§ What you will do: Select from the records below every line that has the word "Water" in it.

-- START OF Raw records --

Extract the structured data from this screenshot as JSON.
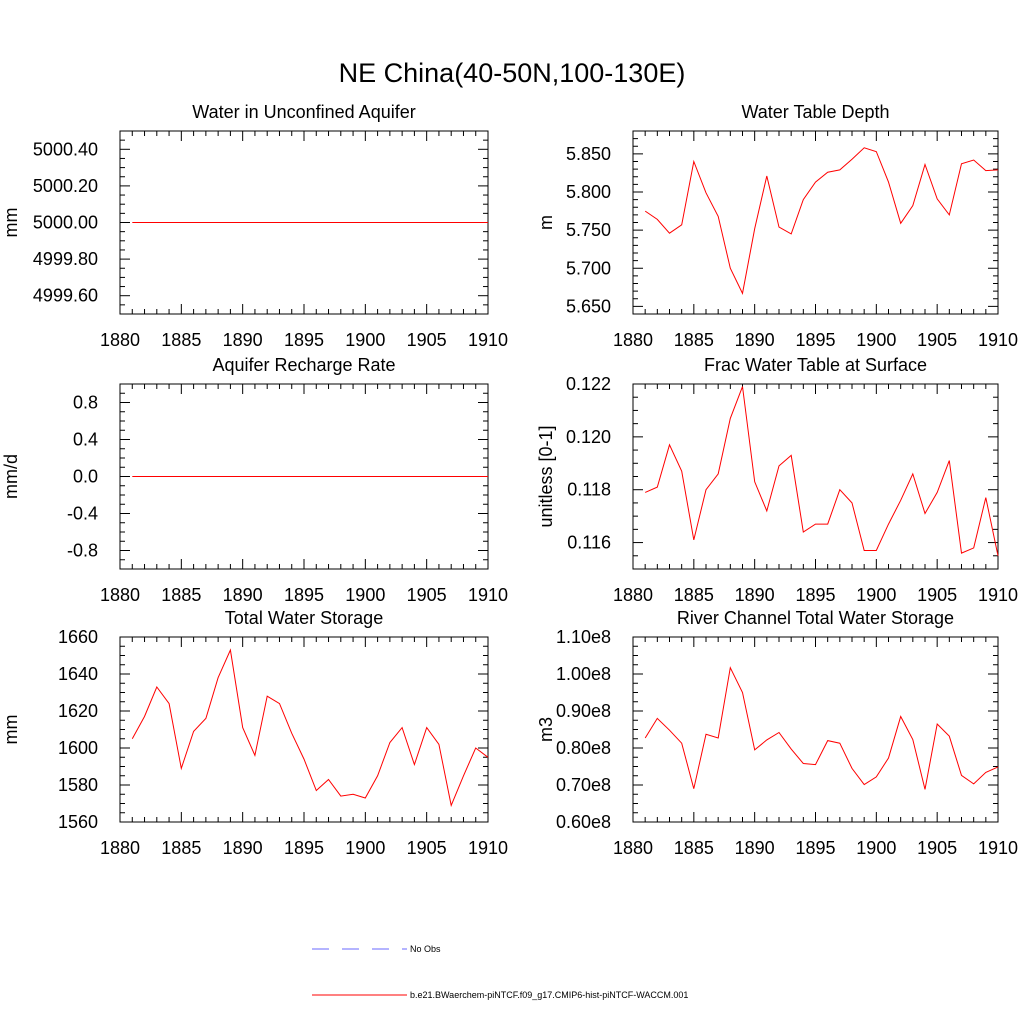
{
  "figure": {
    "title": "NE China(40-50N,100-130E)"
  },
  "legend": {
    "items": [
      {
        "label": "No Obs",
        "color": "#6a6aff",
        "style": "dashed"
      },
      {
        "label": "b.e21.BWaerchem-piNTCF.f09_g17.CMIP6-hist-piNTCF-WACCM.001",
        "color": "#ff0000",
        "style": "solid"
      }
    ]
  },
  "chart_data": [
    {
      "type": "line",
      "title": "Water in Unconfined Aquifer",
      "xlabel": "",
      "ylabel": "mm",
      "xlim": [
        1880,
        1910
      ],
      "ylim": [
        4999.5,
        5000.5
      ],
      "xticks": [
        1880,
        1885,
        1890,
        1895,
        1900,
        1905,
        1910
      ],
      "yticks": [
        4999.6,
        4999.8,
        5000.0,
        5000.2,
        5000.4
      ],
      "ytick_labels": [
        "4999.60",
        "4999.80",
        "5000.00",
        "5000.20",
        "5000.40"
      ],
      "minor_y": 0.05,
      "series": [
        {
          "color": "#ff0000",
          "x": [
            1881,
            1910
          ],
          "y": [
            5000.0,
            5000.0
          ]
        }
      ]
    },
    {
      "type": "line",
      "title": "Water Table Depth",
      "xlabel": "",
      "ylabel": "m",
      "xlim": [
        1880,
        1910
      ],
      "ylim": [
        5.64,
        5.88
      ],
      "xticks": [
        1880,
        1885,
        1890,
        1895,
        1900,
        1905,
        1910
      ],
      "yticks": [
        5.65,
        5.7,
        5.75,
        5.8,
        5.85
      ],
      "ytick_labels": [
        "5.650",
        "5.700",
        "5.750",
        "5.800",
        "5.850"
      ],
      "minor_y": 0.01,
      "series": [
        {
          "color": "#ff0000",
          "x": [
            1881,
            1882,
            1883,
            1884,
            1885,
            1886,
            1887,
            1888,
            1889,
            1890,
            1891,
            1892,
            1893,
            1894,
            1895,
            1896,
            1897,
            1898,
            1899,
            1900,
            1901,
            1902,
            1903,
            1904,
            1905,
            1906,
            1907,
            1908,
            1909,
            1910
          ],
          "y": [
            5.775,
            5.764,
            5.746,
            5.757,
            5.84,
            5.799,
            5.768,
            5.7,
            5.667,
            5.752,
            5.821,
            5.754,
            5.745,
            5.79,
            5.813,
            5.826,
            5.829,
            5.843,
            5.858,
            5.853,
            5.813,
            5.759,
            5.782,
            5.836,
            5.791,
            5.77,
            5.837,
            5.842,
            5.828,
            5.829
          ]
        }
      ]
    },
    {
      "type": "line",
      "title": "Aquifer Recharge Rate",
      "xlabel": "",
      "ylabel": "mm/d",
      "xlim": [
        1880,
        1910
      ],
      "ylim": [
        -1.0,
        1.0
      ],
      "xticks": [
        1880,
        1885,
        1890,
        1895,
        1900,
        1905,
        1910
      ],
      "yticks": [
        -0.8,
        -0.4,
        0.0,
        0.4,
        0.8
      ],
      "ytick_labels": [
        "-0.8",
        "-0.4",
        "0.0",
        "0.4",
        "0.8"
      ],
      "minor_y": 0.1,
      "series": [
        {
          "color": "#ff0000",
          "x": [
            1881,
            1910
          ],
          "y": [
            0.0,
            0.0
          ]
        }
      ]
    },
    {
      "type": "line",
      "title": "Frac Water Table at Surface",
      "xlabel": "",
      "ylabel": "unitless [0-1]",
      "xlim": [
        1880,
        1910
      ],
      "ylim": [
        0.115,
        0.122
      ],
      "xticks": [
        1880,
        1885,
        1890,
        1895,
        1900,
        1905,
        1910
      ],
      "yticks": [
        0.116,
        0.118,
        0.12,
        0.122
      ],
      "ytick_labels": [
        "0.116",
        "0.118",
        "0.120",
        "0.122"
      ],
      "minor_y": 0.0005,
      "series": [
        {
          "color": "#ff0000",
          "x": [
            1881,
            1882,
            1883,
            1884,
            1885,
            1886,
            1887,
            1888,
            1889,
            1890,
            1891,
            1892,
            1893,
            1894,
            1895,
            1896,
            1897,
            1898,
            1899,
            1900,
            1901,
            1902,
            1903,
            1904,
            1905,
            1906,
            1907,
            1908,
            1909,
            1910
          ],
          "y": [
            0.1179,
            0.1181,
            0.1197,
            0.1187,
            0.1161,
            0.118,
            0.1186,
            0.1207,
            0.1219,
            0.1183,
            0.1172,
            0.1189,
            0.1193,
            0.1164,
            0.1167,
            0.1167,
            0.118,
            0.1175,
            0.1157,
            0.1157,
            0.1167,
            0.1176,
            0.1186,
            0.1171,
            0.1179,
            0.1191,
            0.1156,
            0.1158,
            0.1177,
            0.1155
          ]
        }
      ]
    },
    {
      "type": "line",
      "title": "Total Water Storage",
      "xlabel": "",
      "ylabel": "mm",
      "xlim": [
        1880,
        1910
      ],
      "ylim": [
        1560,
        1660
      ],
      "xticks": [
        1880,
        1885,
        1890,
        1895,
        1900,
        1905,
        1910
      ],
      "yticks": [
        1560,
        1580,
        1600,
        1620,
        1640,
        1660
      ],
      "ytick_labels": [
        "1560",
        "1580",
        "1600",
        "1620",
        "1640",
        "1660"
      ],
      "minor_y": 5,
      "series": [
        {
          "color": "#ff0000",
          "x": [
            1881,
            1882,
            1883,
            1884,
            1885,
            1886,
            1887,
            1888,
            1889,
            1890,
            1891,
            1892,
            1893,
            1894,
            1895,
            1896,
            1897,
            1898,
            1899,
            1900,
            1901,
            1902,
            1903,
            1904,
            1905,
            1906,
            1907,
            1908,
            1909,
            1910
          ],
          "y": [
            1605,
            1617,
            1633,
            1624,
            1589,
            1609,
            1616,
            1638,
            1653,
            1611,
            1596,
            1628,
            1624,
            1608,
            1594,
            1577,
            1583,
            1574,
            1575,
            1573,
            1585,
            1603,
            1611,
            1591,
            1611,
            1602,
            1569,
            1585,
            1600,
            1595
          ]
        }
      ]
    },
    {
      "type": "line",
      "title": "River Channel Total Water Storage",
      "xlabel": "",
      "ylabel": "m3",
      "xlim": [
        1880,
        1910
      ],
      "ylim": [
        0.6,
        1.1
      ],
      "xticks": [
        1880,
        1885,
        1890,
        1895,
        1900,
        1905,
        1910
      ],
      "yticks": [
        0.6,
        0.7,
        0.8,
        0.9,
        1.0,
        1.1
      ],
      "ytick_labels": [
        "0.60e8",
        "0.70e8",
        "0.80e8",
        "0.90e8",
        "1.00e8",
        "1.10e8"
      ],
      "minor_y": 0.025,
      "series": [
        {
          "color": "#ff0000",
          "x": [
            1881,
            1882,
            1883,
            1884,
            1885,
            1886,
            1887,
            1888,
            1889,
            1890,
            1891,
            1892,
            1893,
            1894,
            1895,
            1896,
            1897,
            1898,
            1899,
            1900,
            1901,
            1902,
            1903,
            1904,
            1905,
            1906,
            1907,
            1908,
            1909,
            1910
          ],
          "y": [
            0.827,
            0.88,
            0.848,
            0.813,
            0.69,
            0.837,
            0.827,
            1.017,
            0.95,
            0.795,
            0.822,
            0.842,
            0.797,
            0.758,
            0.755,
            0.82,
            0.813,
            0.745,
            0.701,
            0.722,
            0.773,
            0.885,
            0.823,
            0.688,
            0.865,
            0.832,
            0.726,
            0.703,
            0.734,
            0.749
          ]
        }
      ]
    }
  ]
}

-- END OF Raw records --

§ Correct response:
      "title": "Water in Unconfined Aquifer",
      "title": "Water Table Depth",
      "title": "Frac Water Table at Surface",
      "title": "Total Water Storage",
      "title": "River Channel Total Water Storage",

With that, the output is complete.